**AIM OF THE TASK:** Return every line of the entries that contains the string "нереста".

**EXTRACTED RECORDS:**
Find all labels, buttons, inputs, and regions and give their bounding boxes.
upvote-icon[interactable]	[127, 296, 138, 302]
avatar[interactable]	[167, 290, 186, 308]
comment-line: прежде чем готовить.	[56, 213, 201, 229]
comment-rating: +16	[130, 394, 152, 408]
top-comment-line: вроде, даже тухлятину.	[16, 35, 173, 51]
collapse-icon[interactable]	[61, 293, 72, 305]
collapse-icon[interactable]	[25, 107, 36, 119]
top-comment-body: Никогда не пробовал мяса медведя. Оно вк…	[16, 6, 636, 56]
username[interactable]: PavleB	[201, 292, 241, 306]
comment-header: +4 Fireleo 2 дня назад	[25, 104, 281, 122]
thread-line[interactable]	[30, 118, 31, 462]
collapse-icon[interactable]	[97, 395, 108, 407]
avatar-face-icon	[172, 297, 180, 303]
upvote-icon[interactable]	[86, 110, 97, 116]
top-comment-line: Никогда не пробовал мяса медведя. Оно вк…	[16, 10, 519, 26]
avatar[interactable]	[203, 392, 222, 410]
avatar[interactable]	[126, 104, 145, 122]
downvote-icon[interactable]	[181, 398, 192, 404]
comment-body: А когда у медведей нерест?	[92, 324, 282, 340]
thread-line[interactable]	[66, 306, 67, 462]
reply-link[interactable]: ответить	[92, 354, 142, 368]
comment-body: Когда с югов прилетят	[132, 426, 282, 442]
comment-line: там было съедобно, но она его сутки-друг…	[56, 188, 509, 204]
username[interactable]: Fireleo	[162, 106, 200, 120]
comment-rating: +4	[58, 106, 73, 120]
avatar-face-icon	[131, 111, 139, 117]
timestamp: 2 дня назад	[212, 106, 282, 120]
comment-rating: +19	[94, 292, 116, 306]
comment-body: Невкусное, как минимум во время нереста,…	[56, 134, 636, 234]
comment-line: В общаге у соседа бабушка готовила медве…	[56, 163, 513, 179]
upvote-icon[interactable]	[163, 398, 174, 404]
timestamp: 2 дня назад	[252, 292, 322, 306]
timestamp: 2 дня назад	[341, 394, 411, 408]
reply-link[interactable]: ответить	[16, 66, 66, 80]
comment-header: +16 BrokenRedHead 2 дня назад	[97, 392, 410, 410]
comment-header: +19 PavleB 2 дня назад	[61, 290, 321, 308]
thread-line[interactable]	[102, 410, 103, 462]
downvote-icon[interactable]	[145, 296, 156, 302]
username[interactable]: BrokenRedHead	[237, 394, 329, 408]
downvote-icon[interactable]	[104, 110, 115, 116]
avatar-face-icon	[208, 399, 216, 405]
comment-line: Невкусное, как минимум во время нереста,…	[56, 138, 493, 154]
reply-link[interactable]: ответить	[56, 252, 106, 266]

**FULL ANSWER:**
comment-body: Невкусное, как минимум во время нереста,…	[56, 134, 636, 234]
comment-line: Невкусное, как минимум во время нереста,…	[56, 138, 493, 154]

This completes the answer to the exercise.